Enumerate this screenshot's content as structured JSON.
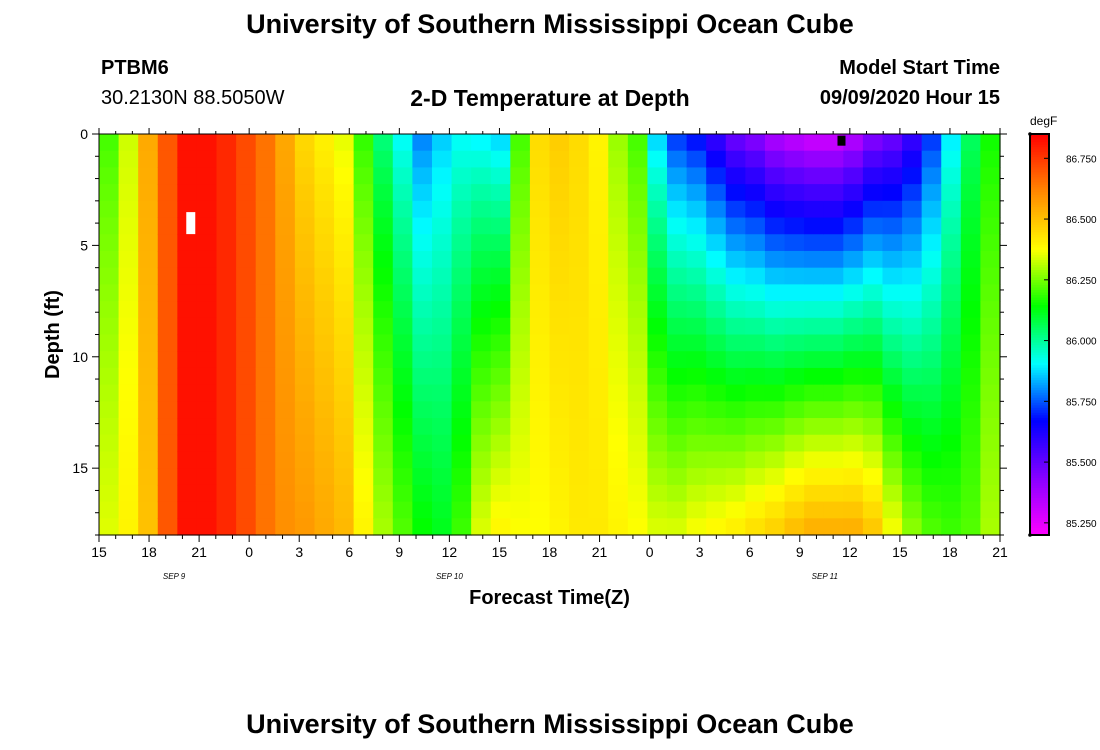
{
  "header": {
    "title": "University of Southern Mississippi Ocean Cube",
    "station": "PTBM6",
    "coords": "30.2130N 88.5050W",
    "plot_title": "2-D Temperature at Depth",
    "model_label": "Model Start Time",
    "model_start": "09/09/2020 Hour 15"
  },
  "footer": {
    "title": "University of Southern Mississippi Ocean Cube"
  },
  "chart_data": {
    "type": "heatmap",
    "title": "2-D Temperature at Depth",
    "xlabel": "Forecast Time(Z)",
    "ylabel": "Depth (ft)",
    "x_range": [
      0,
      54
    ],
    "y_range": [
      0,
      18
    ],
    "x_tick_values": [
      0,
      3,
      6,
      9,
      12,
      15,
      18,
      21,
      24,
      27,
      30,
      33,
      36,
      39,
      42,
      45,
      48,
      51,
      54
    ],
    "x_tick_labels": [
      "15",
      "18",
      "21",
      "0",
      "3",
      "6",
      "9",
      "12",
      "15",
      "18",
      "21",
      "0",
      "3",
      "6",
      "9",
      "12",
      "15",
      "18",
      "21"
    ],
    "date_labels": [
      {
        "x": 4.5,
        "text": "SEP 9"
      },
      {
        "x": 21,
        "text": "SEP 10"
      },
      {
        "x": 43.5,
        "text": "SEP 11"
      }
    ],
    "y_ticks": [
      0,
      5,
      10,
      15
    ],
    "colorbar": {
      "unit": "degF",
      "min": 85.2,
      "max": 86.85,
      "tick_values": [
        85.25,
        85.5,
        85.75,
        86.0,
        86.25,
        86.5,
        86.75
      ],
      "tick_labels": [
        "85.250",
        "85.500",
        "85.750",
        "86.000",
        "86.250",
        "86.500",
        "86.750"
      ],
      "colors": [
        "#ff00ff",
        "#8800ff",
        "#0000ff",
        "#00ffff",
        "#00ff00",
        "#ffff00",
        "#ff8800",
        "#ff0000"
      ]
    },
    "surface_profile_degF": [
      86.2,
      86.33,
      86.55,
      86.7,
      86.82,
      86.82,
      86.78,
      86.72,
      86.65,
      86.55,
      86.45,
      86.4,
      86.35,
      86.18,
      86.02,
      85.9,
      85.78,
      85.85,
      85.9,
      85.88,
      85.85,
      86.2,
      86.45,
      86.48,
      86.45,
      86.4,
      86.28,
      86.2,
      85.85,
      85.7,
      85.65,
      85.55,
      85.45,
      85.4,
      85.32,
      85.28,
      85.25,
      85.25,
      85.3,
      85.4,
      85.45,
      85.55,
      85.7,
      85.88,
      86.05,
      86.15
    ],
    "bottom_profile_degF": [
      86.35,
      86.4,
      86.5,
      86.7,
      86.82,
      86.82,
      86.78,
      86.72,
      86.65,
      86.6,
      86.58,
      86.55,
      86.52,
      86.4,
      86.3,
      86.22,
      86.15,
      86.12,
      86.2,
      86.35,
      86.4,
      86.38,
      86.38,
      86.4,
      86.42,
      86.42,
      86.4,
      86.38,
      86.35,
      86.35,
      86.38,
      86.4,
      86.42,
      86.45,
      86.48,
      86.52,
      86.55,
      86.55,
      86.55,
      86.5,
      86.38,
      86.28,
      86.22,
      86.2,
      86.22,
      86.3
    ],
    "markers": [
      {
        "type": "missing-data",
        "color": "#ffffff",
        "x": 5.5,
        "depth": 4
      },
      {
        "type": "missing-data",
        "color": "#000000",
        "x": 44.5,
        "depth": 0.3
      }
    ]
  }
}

________________

* Objective *
Make an exact copy of the records above, with the pictures left out.

* Expected answer *
Enumerate this screenshot's content as structured JSON.
{
  "header": {
    "title": "University of Southern Mississippi Ocean Cube",
    "station": "PTBM6",
    "coords": "30.2130N 88.5050W",
    "plot_title": "2-D Temperature at Depth",
    "model_label": "Model Start Time",
    "model_start": "09/09/2020 Hour 15"
  },
  "footer": {
    "title": "University of Southern Mississippi Ocean Cube"
  },
  "chart_data": {
    "type": "heatmap",
    "title": "2-D Temperature at Depth",
    "xlabel": "Forecast Time(Z)",
    "ylabel": "Depth (ft)",
    "x_range": [
      0,
      54
    ],
    "y_range": [
      0,
      18
    ],
    "x_tick_values": [
      0,
      3,
      6,
      9,
      12,
      15,
      18,
      21,
      24,
      27,
      30,
      33,
      36,
      39,
      42,
      45,
      48,
      51,
      54
    ],
    "x_tick_labels": [
      "15",
      "18",
      "21",
      "0",
      "3",
      "6",
      "9",
      "12",
      "15",
      "18",
      "21",
      "0",
      "3",
      "6",
      "9",
      "12",
      "15",
      "18",
      "21"
    ],
    "date_labels": [
      {
        "x": 4.5,
        "text": "SEP 9"
      },
      {
        "x": 21,
        "text": "SEP 10"
      },
      {
        "x": 43.5,
        "text": "SEP 11"
      }
    ],
    "y_ticks": [
      0,
      5,
      10,
      15
    ],
    "colorbar": {
      "unit": "degF",
      "min": 85.2,
      "max": 86.85,
      "tick_values": [
        85.25,
        85.5,
        85.75,
        86.0,
        86.25,
        86.5,
        86.75
      ],
      "tick_labels": [
        "85.250",
        "85.500",
        "85.750",
        "86.000",
        "86.250",
        "86.500",
        "86.750"
      ],
      "colors": [
        "#ff00ff",
        "#8800ff",
        "#0000ff",
        "#00ffff",
        "#00ff00",
        "#ffff00",
        "#ff8800",
        "#ff0000"
      ]
    },
    "surface_profile_degF": [
      86.2,
      86.33,
      86.55,
      86.7,
      86.82,
      86.82,
      86.78,
      86.72,
      86.65,
      86.55,
      86.45,
      86.4,
      86.35,
      86.18,
      86.02,
      85.9,
      85.78,
      85.85,
      85.9,
      85.88,
      85.85,
      86.2,
      86.45,
      86.48,
      86.45,
      86.4,
      86.28,
      86.2,
      85.85,
      85.7,
      85.65,
      85.55,
      85.45,
      85.4,
      85.32,
      85.28,
      85.25,
      85.25,
      85.3,
      85.4,
      85.45,
      85.55,
      85.7,
      85.88,
      86.05,
      86.15
    ],
    "bottom_profile_degF": [
      86.35,
      86.4,
      86.5,
      86.7,
      86.82,
      86.82,
      86.78,
      86.72,
      86.65,
      86.6,
      86.58,
      86.55,
      86.52,
      86.4,
      86.3,
      86.22,
      86.15,
      86.12,
      86.2,
      86.35,
      86.4,
      86.38,
      86.38,
      86.4,
      86.42,
      86.42,
      86.4,
      86.38,
      86.35,
      86.35,
      86.38,
      86.4,
      86.42,
      86.45,
      86.48,
      86.52,
      86.55,
      86.55,
      86.55,
      86.5,
      86.38,
      86.28,
      86.22,
      86.2,
      86.22,
      86.3
    ],
    "markers": [
      {
        "type": "missing-data",
        "color": "#ffffff",
        "x": 5.5,
        "depth": 4
      },
      {
        "type": "missing-data",
        "color": "#000000",
        "x": 44.5,
        "depth": 0.3
      }
    ]
  }
}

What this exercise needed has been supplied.